**Data listing:**
----------
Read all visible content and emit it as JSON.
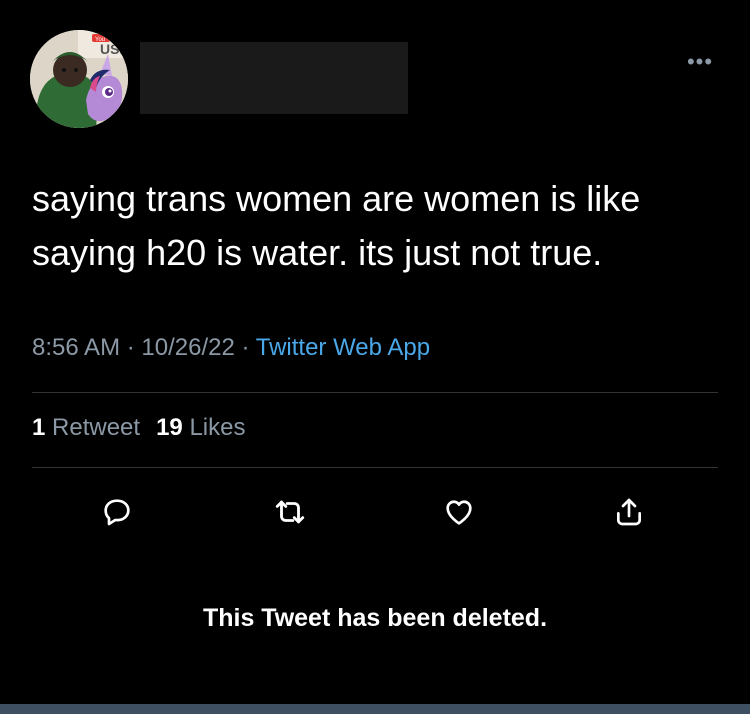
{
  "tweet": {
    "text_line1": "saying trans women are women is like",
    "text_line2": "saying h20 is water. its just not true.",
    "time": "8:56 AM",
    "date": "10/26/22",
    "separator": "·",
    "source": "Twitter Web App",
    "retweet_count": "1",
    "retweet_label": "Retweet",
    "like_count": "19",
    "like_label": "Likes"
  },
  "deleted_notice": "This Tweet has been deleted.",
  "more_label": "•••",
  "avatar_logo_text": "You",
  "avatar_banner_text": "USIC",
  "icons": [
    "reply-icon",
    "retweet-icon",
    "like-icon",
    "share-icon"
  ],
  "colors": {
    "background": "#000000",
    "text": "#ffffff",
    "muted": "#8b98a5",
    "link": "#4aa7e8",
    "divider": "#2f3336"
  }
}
----------
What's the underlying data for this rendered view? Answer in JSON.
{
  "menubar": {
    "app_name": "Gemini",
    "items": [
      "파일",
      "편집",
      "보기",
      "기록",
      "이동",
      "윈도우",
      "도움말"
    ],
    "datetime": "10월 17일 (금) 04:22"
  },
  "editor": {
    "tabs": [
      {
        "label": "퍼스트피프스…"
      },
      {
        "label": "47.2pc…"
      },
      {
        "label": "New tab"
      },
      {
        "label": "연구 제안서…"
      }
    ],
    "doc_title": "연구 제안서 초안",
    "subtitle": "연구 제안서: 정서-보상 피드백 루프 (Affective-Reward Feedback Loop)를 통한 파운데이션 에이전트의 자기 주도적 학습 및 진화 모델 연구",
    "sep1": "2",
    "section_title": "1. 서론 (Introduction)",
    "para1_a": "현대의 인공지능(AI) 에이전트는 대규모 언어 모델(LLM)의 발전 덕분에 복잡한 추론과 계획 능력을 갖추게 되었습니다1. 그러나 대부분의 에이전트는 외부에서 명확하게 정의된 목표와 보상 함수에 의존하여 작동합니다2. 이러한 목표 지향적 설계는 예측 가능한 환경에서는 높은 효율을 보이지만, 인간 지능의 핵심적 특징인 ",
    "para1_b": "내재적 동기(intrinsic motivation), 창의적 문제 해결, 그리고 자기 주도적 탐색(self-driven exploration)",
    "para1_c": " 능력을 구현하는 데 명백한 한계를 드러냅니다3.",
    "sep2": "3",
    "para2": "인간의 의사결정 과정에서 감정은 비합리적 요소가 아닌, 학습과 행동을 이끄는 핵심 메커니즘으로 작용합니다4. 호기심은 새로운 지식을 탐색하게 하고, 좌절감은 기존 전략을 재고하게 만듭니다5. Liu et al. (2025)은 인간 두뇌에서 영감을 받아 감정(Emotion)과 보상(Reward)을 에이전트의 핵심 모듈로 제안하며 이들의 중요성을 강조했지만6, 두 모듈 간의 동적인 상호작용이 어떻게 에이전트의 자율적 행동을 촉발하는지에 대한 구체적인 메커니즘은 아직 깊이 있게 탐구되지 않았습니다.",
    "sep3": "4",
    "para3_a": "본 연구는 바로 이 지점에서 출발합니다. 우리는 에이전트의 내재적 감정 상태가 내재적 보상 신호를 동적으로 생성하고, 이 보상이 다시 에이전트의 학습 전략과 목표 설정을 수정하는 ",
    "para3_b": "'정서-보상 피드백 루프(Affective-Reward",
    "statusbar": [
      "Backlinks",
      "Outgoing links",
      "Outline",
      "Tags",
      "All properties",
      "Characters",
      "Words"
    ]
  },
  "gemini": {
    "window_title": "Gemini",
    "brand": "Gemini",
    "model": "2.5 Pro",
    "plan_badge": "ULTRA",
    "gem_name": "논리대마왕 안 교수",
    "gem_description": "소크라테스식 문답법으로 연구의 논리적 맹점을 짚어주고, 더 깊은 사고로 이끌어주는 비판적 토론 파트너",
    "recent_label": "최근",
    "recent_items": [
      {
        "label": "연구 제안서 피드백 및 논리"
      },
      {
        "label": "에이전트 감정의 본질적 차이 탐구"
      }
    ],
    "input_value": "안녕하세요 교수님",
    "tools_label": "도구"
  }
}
----------
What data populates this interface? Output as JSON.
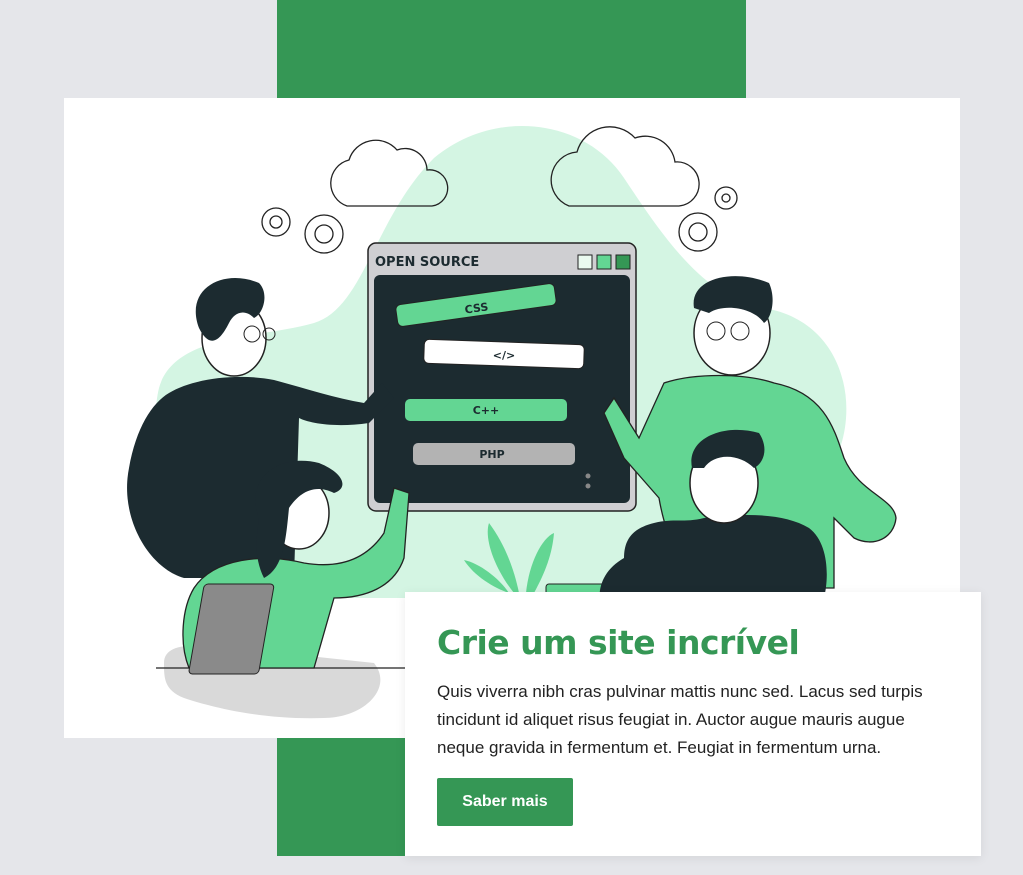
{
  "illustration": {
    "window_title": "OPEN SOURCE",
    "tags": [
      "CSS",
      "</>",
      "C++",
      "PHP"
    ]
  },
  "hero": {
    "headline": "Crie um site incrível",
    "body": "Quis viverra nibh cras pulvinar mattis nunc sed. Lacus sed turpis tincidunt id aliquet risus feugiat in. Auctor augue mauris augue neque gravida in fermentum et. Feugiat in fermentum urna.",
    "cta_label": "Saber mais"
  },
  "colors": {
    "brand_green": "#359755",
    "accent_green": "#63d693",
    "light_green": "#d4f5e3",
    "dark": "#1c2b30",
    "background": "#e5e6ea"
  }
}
----------
Count the lines above that contain the word "saying". Give only the number.

2